═════ Exercise data ═════
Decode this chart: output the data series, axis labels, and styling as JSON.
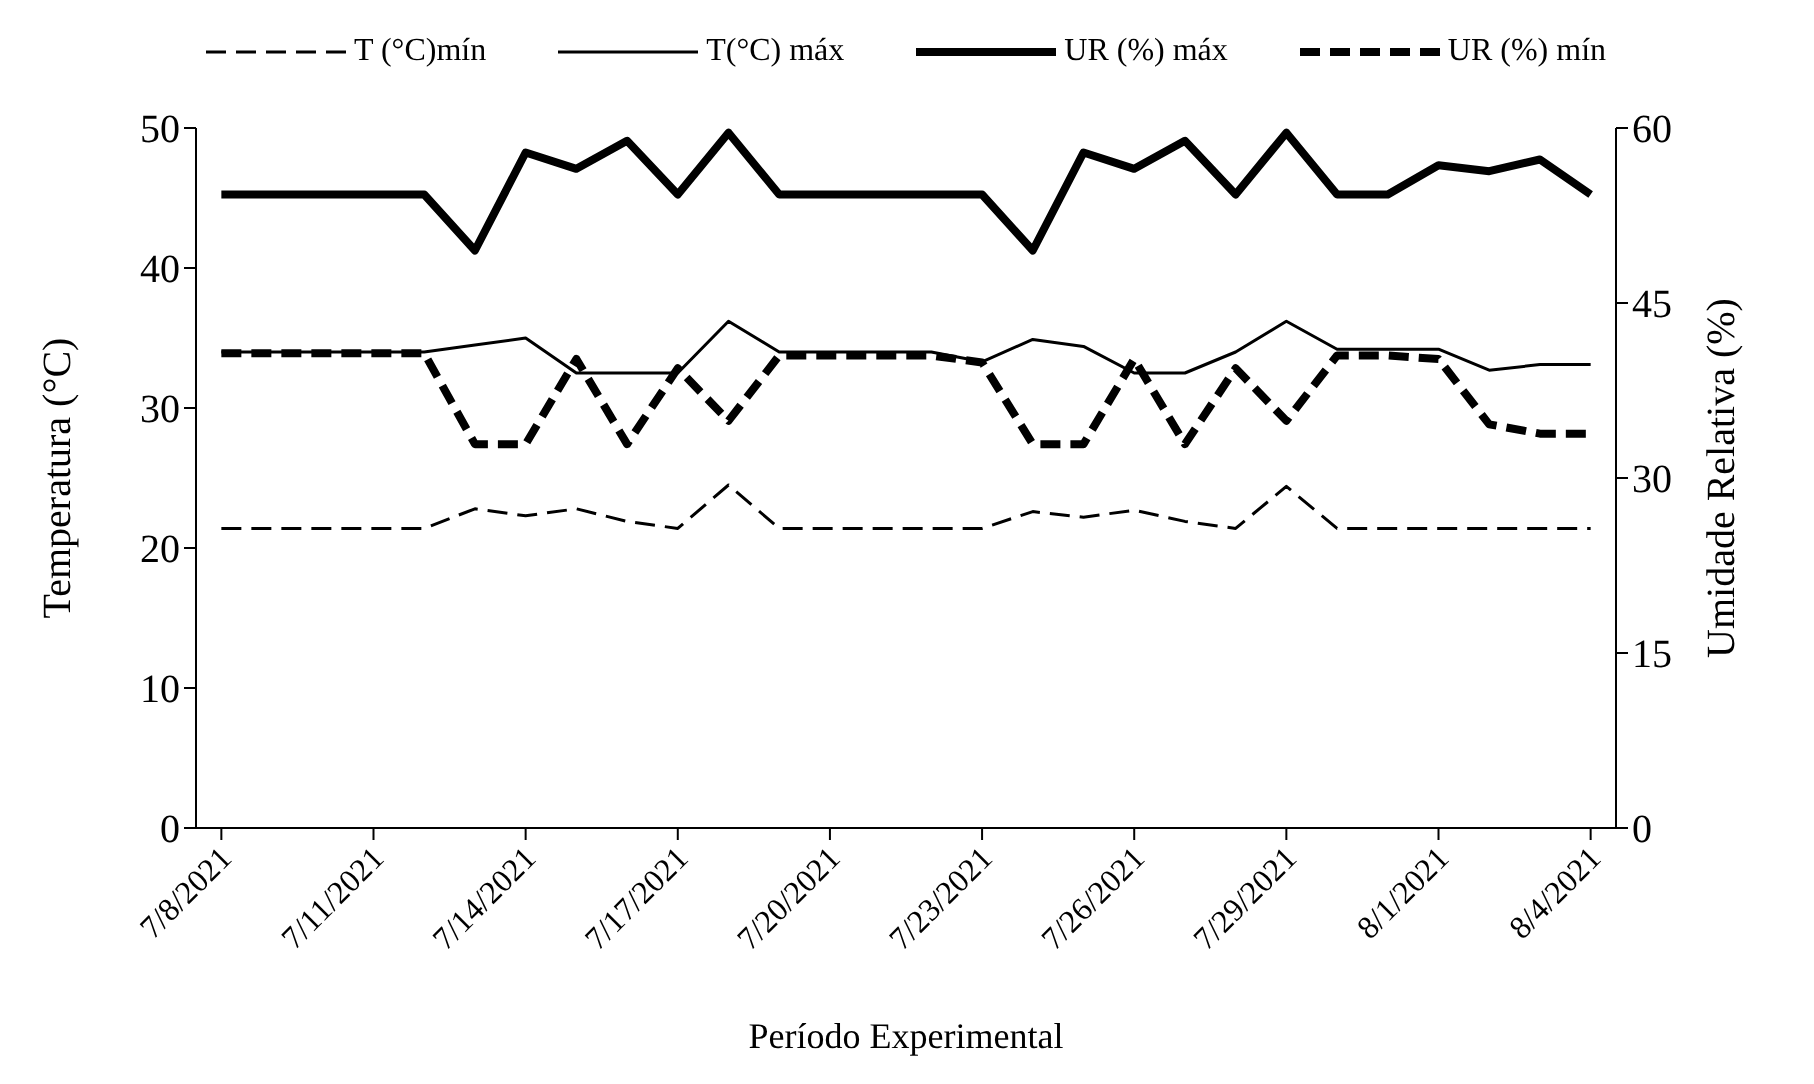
{
  "chart_data": {
    "type": "line",
    "xlabel": "Período Experimental",
    "ylabel": "Temperatura (°C)",
    "y2label": "Umidade Relativa (%)",
    "x": [
      "2021-07-08",
      "2021-07-09",
      "2021-07-10",
      "2021-07-11",
      "2021-07-12",
      "2021-07-13",
      "2021-07-14",
      "2021-07-15",
      "2021-07-16",
      "2021-07-17",
      "2021-07-18",
      "2021-07-19",
      "2021-07-20",
      "2021-07-21",
      "2021-07-22",
      "2021-07-23",
      "2021-07-24",
      "2021-07-25",
      "2021-07-26",
      "2021-07-27",
      "2021-07-28",
      "2021-07-29",
      "2021-07-30",
      "2021-07-31",
      "2021-08-01",
      "2021-08-02",
      "2021-08-03",
      "2021-08-04"
    ],
    "xlim": [
      "2021-07-07T12:00",
      "2021-08-04T12:00"
    ],
    "xticks": [
      {
        "value": "2021-07-08",
        "label": "7/8/2021"
      },
      {
        "value": "2021-07-11",
        "label": "7/11/2021"
      },
      {
        "value": "2021-07-14",
        "label": "7/14/2021"
      },
      {
        "value": "2021-07-17",
        "label": "7/17/2021"
      },
      {
        "value": "2021-07-20",
        "label": "7/20/2021"
      },
      {
        "value": "2021-07-23",
        "label": "7/23/2021"
      },
      {
        "value": "2021-07-26",
        "label": "7/26/2021"
      },
      {
        "value": "2021-07-29",
        "label": "7/29/2021"
      },
      {
        "value": "2021-08-01",
        "label": "8/1/2021"
      },
      {
        "value": "2021-08-04",
        "label": "8/4/2021"
      }
    ],
    "ylim": [
      0,
      50
    ],
    "yticks": [
      0,
      10,
      20,
      30,
      40,
      50
    ],
    "y2lim": [
      0,
      60
    ],
    "y2ticks": [
      0,
      15,
      30,
      45,
      60
    ],
    "legend": "top",
    "grid": false,
    "marker": "none",
    "series": [
      {
        "name": "T (°C)mín",
        "color": "#000000",
        "line_style": "dashed",
        "values": [
          21.4,
          21.4,
          21.4,
          21.4,
          21.4,
          22.8,
          22.3,
          22.8,
          21.9,
          21.4,
          24.5,
          21.4,
          21.4,
          21.4,
          21.4,
          21.4,
          22.6,
          22.2,
          22.7,
          21.9,
          21.4,
          24.4,
          21.4,
          21.4,
          21.4,
          21.4,
          21.4,
          21.4
        ]
      },
      {
        "name": "T(°C) máx",
        "color": "#000000",
        "line_style": "solid",
        "values": [
          34.0,
          34.0,
          34.0,
          34.0,
          34.0,
          34.5,
          35.0,
          32.5,
          32.5,
          32.5,
          36.2,
          34.0,
          34.0,
          34.0,
          34.0,
          33.3,
          34.9,
          34.4,
          32.5,
          32.5,
          34.0,
          36.2,
          34.2,
          34.2,
          34.2,
          32.7,
          33.1,
          33.1
        ]
      },
      {
        "name": "UR (%) máx",
        "color": "#000000",
        "line_style": "solid",
        "axis": "y2",
        "values": [
          54.3,
          54.3,
          54.3,
          54.3,
          54.3,
          49.5,
          57.9,
          56.5,
          58.9,
          54.3,
          59.6,
          54.3,
          54.3,
          54.3,
          54.3,
          54.3,
          49.5,
          57.9,
          56.5,
          58.9,
          54.3,
          59.6,
          54.3,
          54.3,
          56.8,
          56.3,
          57.3,
          54.3
        ]
      },
      {
        "name": "UR (%) mín",
        "color": "#000000",
        "line_style": "dashed",
        "axis": "y2",
        "values": [
          40.7,
          40.7,
          40.7,
          40.7,
          40.7,
          32.9,
          32.9,
          40.2,
          32.9,
          39.4,
          34.9,
          40.5,
          40.5,
          40.5,
          40.5,
          39.9,
          32.9,
          32.9,
          40.2,
          32.9,
          39.4,
          34.9,
          40.5,
          40.5,
          40.2,
          34.6,
          33.8,
          33.8
        ]
      }
    ]
  }
}
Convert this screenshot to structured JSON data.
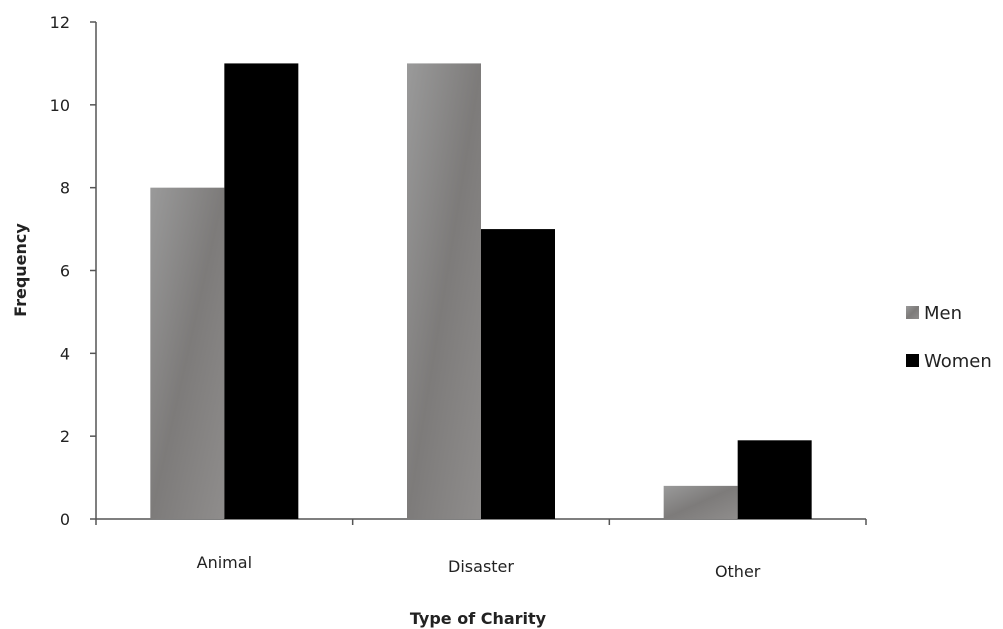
{
  "chart_data": {
    "type": "bar",
    "categories": [
      "Animal",
      "Disaster",
      "Other"
    ],
    "series": [
      {
        "name": "Men",
        "values": [
          8,
          11,
          0.8
        ],
        "color": "#8a8a8a"
      },
      {
        "name": "Women",
        "values": [
          11,
          7,
          1.9
        ],
        "color": "#000000"
      }
    ],
    "title": "",
    "xlabel": "Type of Charity",
    "ylabel": "Frequency",
    "ylim": [
      0,
      12
    ],
    "yticks": [
      "0",
      "2",
      "4",
      "6",
      "8",
      "10",
      "12"
    ],
    "grid": false,
    "legend_position": "right"
  }
}
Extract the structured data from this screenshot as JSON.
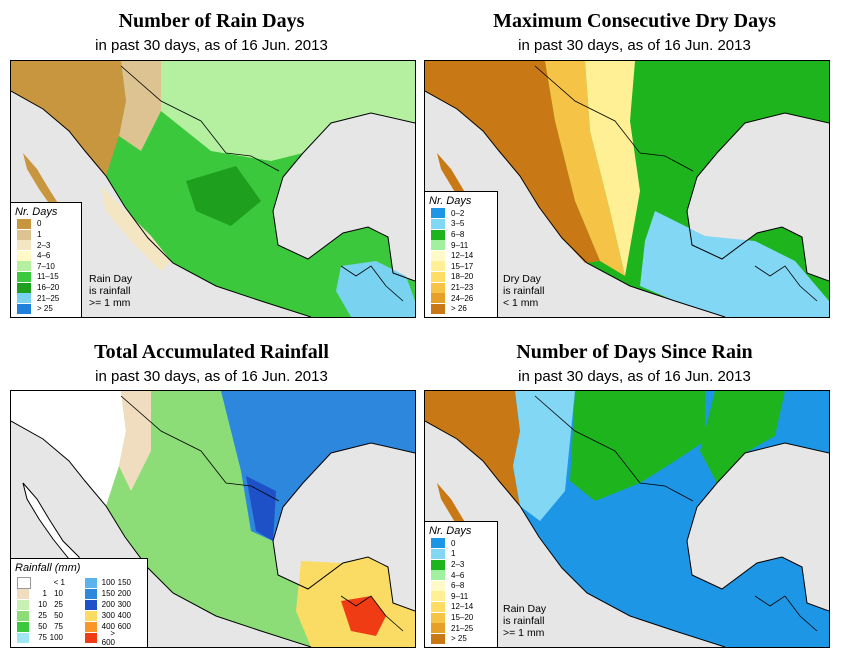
{
  "panels": [
    {
      "title": "Number of Rain Days",
      "subtitle": "in past 30 days, as of  16 Jun. 2013",
      "legend_title": "Nr. Days",
      "legend": [
        {
          "label": "0",
          "color": "#c8963e"
        },
        {
          "label": "1",
          "color": "#dcc391"
        },
        {
          "label": "2–3",
          "color": "#f5e6c3"
        },
        {
          "label": "4–6",
          "color": "#fffac8"
        },
        {
          "label": "7–10",
          "color": "#b4f0a0"
        },
        {
          "label": "11–15",
          "color": "#3cc83c"
        },
        {
          "label": "16–20",
          "color": "#1ea01e"
        },
        {
          "label": "21–25",
          "color": "#78d2f0"
        },
        {
          "label": "> 25",
          "color": "#1e82dc"
        }
      ],
      "note": [
        "Rain Day",
        "is rainfall",
        ">= 1 mm"
      ]
    },
    {
      "title": "Maximum Consecutive Dry Days",
      "subtitle": "in past 30 days, as of  16 Jun. 2013",
      "legend_title": "Nr. Days",
      "legend": [
        {
          "label": "0–2",
          "color": "#1e96e6"
        },
        {
          "label": "3–5",
          "color": "#82d7f5"
        },
        {
          "label": "6–8",
          "color": "#1eb41e"
        },
        {
          "label": "9–11",
          "color": "#a0f0a0"
        },
        {
          "label": "12–14",
          "color": "#fffac8"
        },
        {
          "label": "15–17",
          "color": "#fff096"
        },
        {
          "label": "18–20",
          "color": "#ffdc64"
        },
        {
          "label": "21–23",
          "color": "#f5c346"
        },
        {
          "label": "24–26",
          "color": "#e6a028"
        },
        {
          "label": "> 26",
          "color": "#c87814"
        }
      ],
      "note": [
        "Dry Day",
        "is rainfall",
        "< 1 mm"
      ]
    },
    {
      "title": "Total Accumulated Rainfall",
      "subtitle": "in past 30 days, as of  16 Jun. 2013",
      "legend_title": "Rainfall (mm)",
      "legend_left": [
        {
          "lo": "",
          "hi": "< 1",
          "color": "#ffffff"
        },
        {
          "lo": "1",
          "hi": "10",
          "color": "#f0dcbe"
        },
        {
          "lo": "10",
          "hi": "25",
          "color": "#c8f0b4"
        },
        {
          "lo": "25",
          "hi": "50",
          "color": "#8cdc78"
        },
        {
          "lo": "50",
          "hi": "75",
          "color": "#3cc83c"
        },
        {
          "lo": "75",
          "hi": "100",
          "color": "#a0e6f5"
        }
      ],
      "legend_right": [
        {
          "lo": "100",
          "hi": "150",
          "color": "#5ab4eb"
        },
        {
          "lo": "150",
          "hi": "200",
          "color": "#2d87dc"
        },
        {
          "lo": "200",
          "hi": "300",
          "color": "#1e50c8"
        },
        {
          "lo": "300",
          "hi": "400",
          "color": "#fadc64"
        },
        {
          "lo": "400",
          "hi": "600",
          "color": "#fa9628"
        },
        {
          "lo": "> 600",
          "hi": "",
          "color": "#f03c14"
        }
      ]
    },
    {
      "title": "Number of Days Since Rain",
      "subtitle": "in past 30 days, as of  16 Jun. 2013",
      "legend_title": "Nr. Days",
      "legend": [
        {
          "label": "0",
          "color": "#1e96e6"
        },
        {
          "label": "1",
          "color": "#82d7f5"
        },
        {
          "label": "2–3",
          "color": "#1eb41e"
        },
        {
          "label": "4–6",
          "color": "#a0f0a0"
        },
        {
          "label": "6–8",
          "color": "#fffac8"
        },
        {
          "label": "9–11",
          "color": "#fff096"
        },
        {
          "label": "12–14",
          "color": "#ffdc64"
        },
        {
          "label": "15–20",
          "color": "#f5c346"
        },
        {
          "label": "21–25",
          "color": "#e6a028"
        },
        {
          "label": "> 25",
          "color": "#c87814"
        }
      ],
      "note": [
        "Rain Day",
        "is rainfall",
        ">= 1 mm"
      ]
    }
  ],
  "colors": {
    "ocean": "#e6e6e6",
    "border": "#000000"
  }
}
═════
Exercise: Copy each line of the records containing the string "structured".

Answer:
Convert this screenshot to structured JSON data.
Extract the structured data from this screenshot as JSON.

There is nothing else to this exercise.